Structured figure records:

= = = =

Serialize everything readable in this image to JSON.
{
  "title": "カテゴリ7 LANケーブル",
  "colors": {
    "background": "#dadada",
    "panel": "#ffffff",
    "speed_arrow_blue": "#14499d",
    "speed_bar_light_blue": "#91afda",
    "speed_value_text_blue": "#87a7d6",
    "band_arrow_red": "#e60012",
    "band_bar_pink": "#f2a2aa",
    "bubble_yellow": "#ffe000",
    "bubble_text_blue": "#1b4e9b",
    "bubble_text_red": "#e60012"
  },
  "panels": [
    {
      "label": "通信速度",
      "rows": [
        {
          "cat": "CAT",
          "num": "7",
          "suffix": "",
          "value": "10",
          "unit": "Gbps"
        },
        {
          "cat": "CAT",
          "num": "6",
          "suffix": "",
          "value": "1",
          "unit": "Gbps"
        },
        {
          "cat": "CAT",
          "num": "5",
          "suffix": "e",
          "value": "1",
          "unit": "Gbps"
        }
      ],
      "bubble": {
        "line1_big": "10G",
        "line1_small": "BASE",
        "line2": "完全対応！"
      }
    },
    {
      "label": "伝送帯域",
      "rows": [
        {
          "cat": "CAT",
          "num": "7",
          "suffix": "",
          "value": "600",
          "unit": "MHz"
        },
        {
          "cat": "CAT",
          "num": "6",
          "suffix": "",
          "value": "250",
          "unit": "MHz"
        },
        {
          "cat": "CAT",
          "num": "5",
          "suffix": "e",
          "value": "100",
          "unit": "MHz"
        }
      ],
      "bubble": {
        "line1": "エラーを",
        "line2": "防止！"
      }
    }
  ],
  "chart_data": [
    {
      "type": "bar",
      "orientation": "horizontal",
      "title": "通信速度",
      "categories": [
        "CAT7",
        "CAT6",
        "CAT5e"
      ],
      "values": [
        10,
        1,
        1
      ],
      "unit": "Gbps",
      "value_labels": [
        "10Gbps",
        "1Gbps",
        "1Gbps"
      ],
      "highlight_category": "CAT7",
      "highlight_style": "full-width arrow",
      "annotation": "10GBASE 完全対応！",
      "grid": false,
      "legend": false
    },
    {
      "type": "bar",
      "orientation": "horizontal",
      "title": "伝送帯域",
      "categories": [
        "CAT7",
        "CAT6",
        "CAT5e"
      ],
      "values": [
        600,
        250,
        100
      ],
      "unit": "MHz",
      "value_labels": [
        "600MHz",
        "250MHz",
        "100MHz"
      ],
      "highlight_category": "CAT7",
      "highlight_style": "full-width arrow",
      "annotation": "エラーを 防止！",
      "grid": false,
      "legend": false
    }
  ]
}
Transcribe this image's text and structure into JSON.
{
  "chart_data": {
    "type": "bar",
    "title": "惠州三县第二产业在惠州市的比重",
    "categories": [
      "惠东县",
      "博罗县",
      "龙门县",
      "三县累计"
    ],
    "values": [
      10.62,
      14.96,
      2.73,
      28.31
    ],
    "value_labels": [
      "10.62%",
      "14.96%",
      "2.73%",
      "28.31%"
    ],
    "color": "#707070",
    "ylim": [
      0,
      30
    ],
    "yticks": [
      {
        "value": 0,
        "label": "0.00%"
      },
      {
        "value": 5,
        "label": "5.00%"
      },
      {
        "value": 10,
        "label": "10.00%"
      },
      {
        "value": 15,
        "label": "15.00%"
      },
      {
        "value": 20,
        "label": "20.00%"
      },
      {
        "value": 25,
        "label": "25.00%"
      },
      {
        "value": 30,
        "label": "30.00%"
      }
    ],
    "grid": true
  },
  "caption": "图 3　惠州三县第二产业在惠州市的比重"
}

= = = =

• _Work to complete_
Write out all the entries exactly.

• _Solved exercise_
Serialize everything readable in this image to JSON.
{
  "title": "カテゴリ7 LANケーブル",
  "colors": {
    "background": "#dadada",
    "panel": "#ffffff",
    "speed_arrow_blue": "#14499d",
    "speed_bar_light_blue": "#91afda",
    "speed_value_text_blue": "#87a7d6",
    "band_arrow_red": "#e60012",
    "band_bar_pink": "#f2a2aa",
    "bubble_yellow": "#ffe000",
    "bubble_text_blue": "#1b4e9b",
    "bubble_text_red": "#e60012"
  },
  "panels": [
    {
      "label": "通信速度",
      "rows": [
        {
          "cat": "CAT",
          "num": "7",
          "suffix": "",
          "value": "10",
          "unit": "Gbps"
        },
        {
          "cat": "CAT",
          "num": "6",
          "suffix": "",
          "value": "1",
          "unit": "Gbps"
        },
        {
          "cat": "CAT",
          "num": "5",
          "suffix": "e",
          "value": "1",
          "unit": "Gbps"
        }
      ],
      "bubble": {
        "line1_big": "10G",
        "line1_small": "BASE",
        "line2": "完全対応！"
      }
    },
    {
      "label": "伝送帯域",
      "rows": [
        {
          "cat": "CAT",
          "num": "7",
          "suffix": "",
          "value": "600",
          "unit": "MHz"
        },
        {
          "cat": "CAT",
          "num": "6",
          "suffix": "",
          "value": "250",
          "unit": "MHz"
        },
        {
          "cat": "CAT",
          "num": "5",
          "suffix": "e",
          "value": "100",
          "unit": "MHz"
        }
      ],
      "bubble": {
        "line1": "エラーを",
        "line2": "防止！"
      }
    }
  ],
  "chart_data": [
    {
      "type": "bar",
      "orientation": "horizontal",
      "title": "通信速度",
      "categories": [
        "CAT7",
        "CAT6",
        "CAT5e"
      ],
      "values": [
        10,
        1,
        1
      ],
      "unit": "Gbps",
      "value_labels": [
        "10Gbps",
        "1Gbps",
        "1Gbps"
      ],
      "highlight_category": "CAT7",
      "highlight_style": "full-width arrow",
      "annotation": "10GBASE 完全対応！",
      "grid": false,
      "legend": false
    },
    {
      "type": "bar",
      "orientation": "horizontal",
      "title": "伝送帯域",
      "categories": [
        "CAT7",
        "CAT6",
        "CAT5e"
      ],
      "values": [
        600,
        250,
        100
      ],
      "unit": "MHz",
      "value_labels": [
        "600MHz",
        "250MHz",
        "100MHz"
      ],
      "highlight_category": "CAT7",
      "highlight_style": "full-width arrow",
      "annotation": "エラーを 防止！",
      "grid": false,
      "legend": false
    }
  ]
}
Transcribe this image's text and structure into JSON.
{
  "chart_data": {
    "type": "bar",
    "title": "惠州三县第二产业在惠州市的比重",
    "categories": [
      "惠东县",
      "博罗县",
      "龙门县",
      "三县累计"
    ],
    "values": [
      10.62,
      14.96,
      2.73,
      28.31
    ],
    "value_labels": [
      "10.62%",
      "14.96%",
      "2.73%",
      "28.31%"
    ],
    "color": "#707070",
    "ylim": [
      0,
      30
    ],
    "yticks": [
      {
        "value": 0,
        "label": "0.00%"
      },
      {
        "value": 5,
        "label": "5.00%"
      },
      {
        "value": 10,
        "label": "10.00%"
      },
      {
        "value": 15,
        "label": "15.00%"
      },
      {
        "value": 20,
        "label": "20.00%"
      },
      {
        "value": 25,
        "label": "25.00%"
      },
      {
        "value": 30,
        "label": "30.00%"
      }
    ],
    "grid": true
  },
  "caption": "图 3　惠州三县第二产业在惠州市的比重"
}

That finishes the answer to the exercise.